:: Input material
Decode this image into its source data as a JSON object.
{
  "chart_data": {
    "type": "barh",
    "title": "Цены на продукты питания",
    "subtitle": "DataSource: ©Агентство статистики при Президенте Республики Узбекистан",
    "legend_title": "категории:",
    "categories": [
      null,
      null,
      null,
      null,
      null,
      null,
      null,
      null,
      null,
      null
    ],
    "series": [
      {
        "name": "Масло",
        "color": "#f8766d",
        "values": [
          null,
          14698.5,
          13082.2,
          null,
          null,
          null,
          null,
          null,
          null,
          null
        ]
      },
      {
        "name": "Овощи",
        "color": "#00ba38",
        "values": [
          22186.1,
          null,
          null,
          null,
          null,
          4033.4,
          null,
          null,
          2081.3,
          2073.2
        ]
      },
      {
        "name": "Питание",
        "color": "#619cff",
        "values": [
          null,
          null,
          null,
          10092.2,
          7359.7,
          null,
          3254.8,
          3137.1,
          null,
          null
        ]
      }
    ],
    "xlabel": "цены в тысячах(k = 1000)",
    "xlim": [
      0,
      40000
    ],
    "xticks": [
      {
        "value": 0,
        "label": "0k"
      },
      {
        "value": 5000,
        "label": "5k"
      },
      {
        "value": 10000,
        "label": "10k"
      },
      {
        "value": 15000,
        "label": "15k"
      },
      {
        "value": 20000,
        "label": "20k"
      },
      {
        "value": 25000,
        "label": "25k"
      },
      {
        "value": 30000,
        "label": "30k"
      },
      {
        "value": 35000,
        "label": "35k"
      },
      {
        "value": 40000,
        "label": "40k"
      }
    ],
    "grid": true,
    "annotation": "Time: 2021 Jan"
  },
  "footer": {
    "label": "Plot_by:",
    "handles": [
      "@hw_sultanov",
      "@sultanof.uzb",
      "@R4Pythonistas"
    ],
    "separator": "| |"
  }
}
::::
:: Input material
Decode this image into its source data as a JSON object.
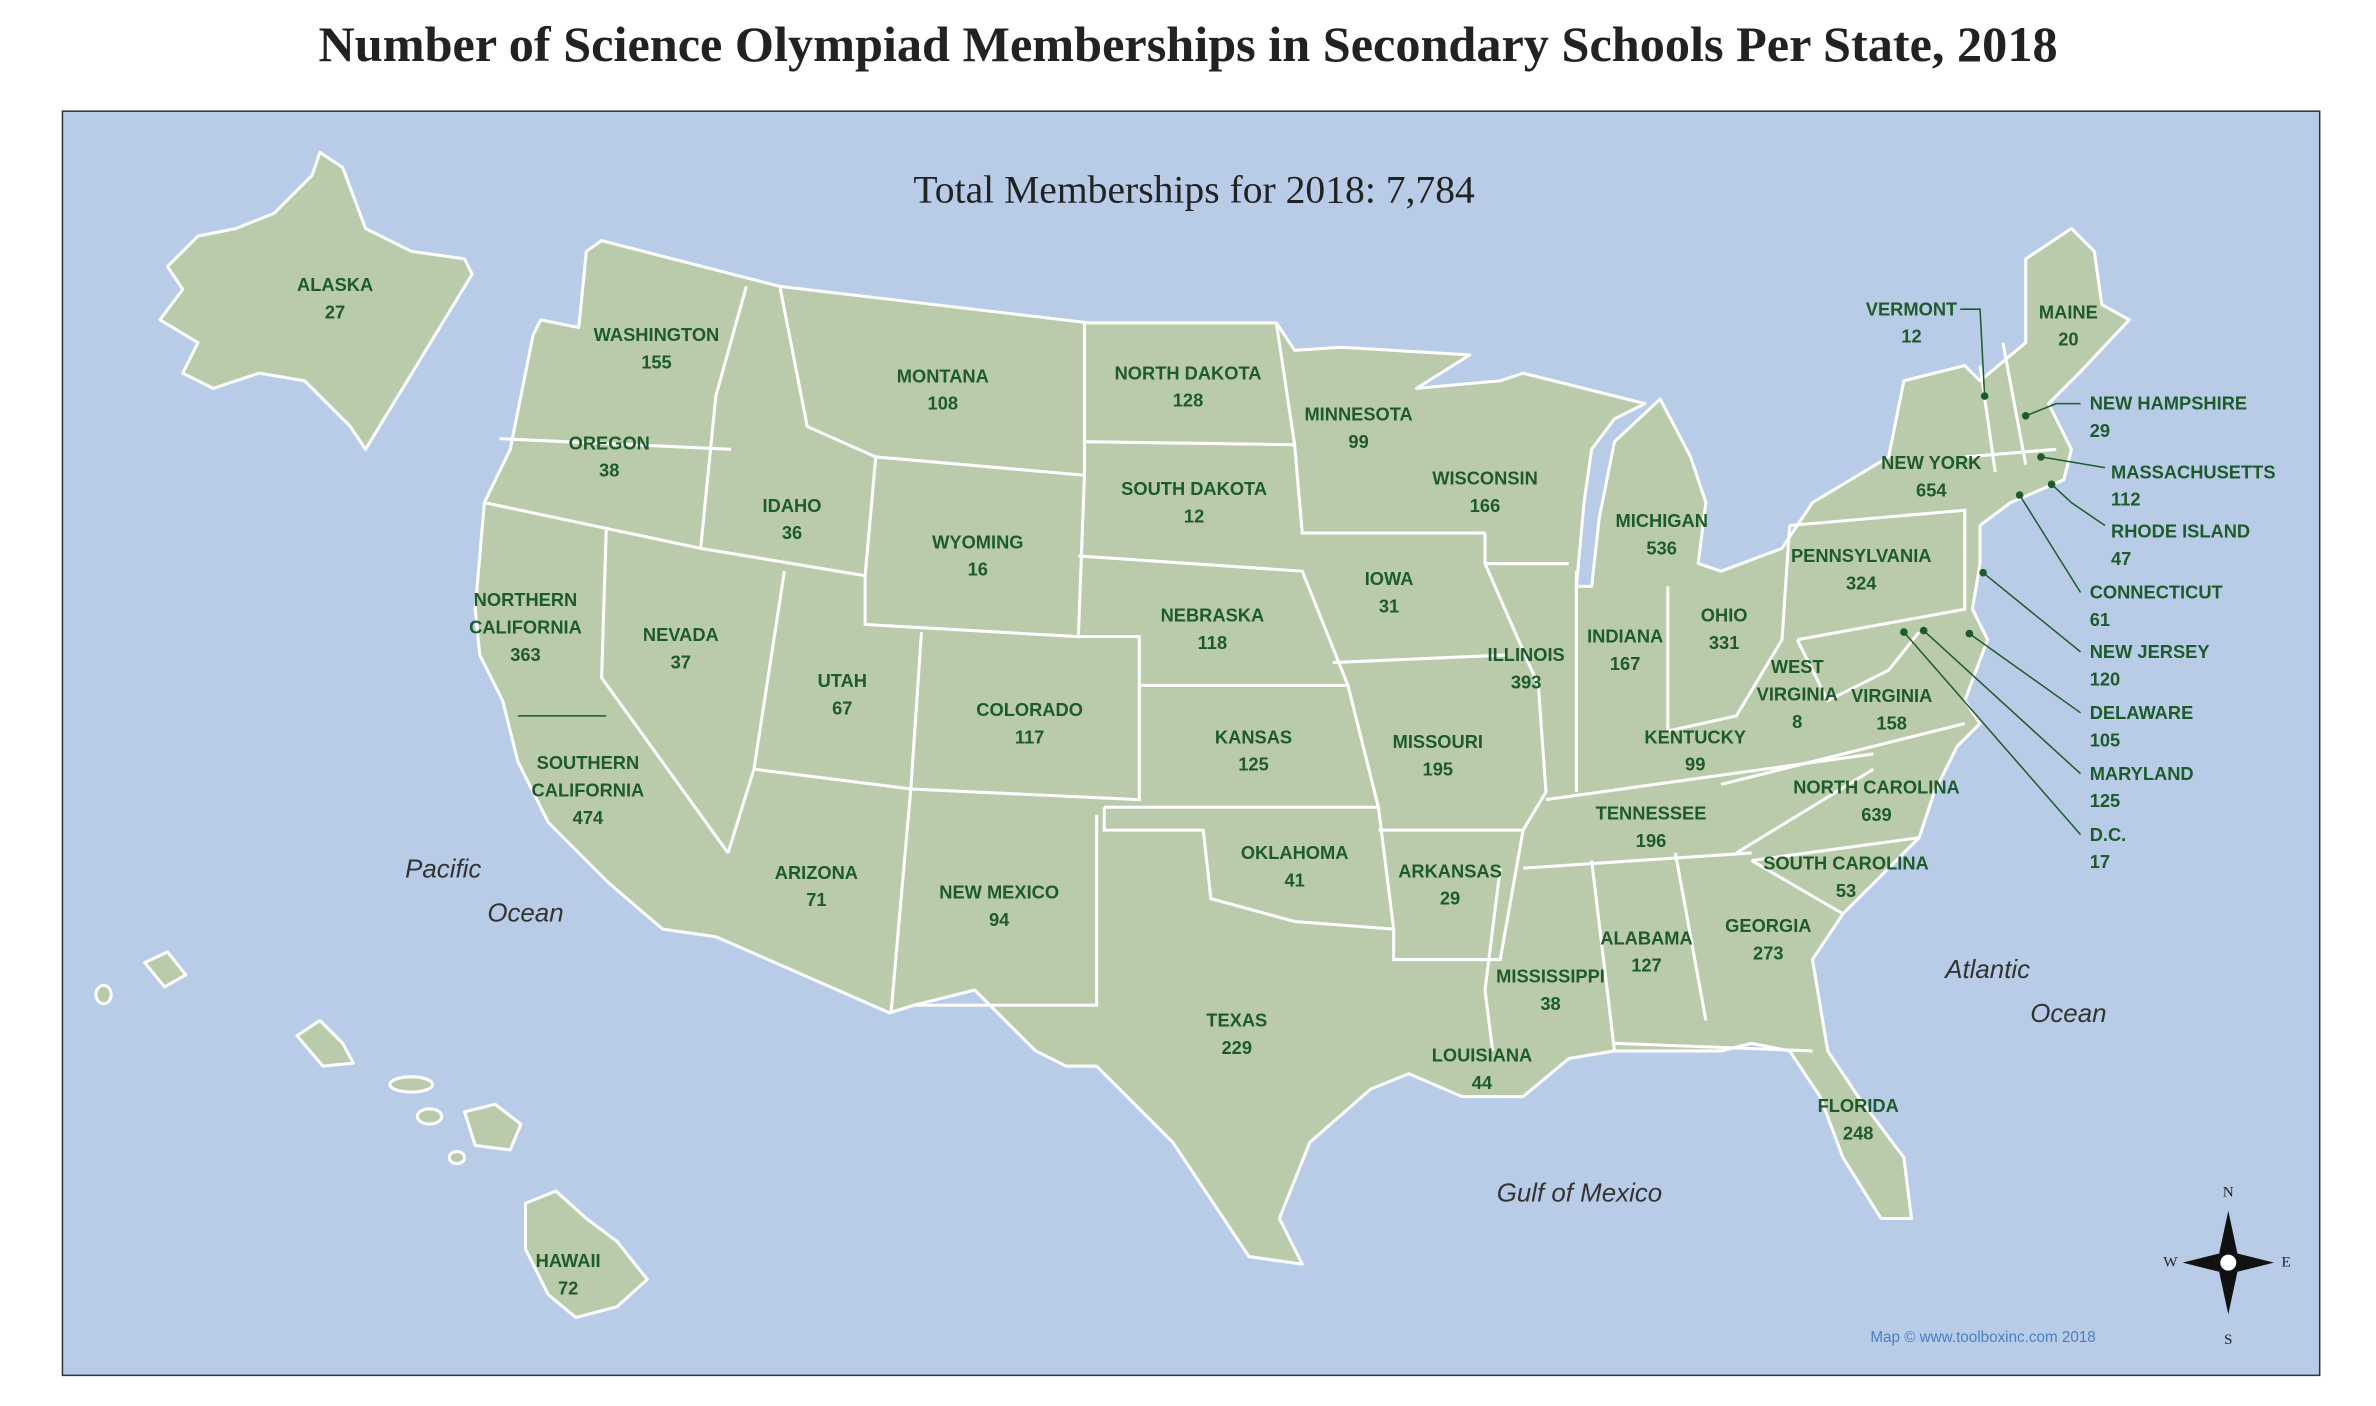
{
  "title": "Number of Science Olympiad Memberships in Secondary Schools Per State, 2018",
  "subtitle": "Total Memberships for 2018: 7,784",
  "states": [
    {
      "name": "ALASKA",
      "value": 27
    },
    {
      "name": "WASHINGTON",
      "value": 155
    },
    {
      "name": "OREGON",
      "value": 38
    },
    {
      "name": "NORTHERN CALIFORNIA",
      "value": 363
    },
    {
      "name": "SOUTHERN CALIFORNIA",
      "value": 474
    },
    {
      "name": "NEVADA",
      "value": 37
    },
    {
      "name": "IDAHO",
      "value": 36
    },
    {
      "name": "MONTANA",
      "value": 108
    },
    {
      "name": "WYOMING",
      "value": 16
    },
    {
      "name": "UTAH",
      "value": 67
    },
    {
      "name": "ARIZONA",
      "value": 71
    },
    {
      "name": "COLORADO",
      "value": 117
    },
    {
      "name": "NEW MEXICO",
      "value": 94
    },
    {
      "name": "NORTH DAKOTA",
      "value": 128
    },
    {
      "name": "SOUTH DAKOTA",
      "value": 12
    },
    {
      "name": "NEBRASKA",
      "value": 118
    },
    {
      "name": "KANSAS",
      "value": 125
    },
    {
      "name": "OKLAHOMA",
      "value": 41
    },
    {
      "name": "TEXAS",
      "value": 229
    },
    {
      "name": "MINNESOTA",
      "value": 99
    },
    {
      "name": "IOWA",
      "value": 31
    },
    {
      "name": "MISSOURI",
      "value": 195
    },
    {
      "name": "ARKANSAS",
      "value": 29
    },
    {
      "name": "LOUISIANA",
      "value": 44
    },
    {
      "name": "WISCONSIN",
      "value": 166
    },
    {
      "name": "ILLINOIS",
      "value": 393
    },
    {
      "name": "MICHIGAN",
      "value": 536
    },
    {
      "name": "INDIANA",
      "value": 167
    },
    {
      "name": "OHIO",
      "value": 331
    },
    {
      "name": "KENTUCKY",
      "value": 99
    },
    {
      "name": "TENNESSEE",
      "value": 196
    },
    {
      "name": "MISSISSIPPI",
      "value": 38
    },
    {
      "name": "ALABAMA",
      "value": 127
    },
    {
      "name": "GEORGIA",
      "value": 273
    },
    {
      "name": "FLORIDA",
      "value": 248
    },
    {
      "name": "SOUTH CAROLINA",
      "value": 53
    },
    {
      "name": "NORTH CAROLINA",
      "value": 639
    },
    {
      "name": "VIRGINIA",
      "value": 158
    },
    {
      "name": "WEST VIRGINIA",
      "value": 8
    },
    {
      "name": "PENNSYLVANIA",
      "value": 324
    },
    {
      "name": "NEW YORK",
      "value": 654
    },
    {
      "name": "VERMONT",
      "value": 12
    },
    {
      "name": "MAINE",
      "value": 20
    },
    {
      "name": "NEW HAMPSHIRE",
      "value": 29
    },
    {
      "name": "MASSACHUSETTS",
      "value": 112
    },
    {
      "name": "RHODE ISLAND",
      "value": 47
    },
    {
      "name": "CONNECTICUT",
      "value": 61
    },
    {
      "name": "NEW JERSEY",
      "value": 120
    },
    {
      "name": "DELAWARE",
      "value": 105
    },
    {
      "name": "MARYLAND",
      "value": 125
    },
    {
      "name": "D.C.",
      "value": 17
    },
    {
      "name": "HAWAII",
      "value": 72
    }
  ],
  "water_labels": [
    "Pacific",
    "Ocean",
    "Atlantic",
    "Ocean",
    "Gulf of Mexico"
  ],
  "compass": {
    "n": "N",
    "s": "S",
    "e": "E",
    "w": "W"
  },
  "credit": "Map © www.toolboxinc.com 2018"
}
::::
*Exercise requirements*.
Check each line of the records above for the string "subtitle", and report every line that has it.

*Exercise answer*.
    "subtitle": "DataSource: ©Агентство статистики при Президенте Республики Узбекистан",
  "subtitle": "Total Memberships for 2018: 7,784",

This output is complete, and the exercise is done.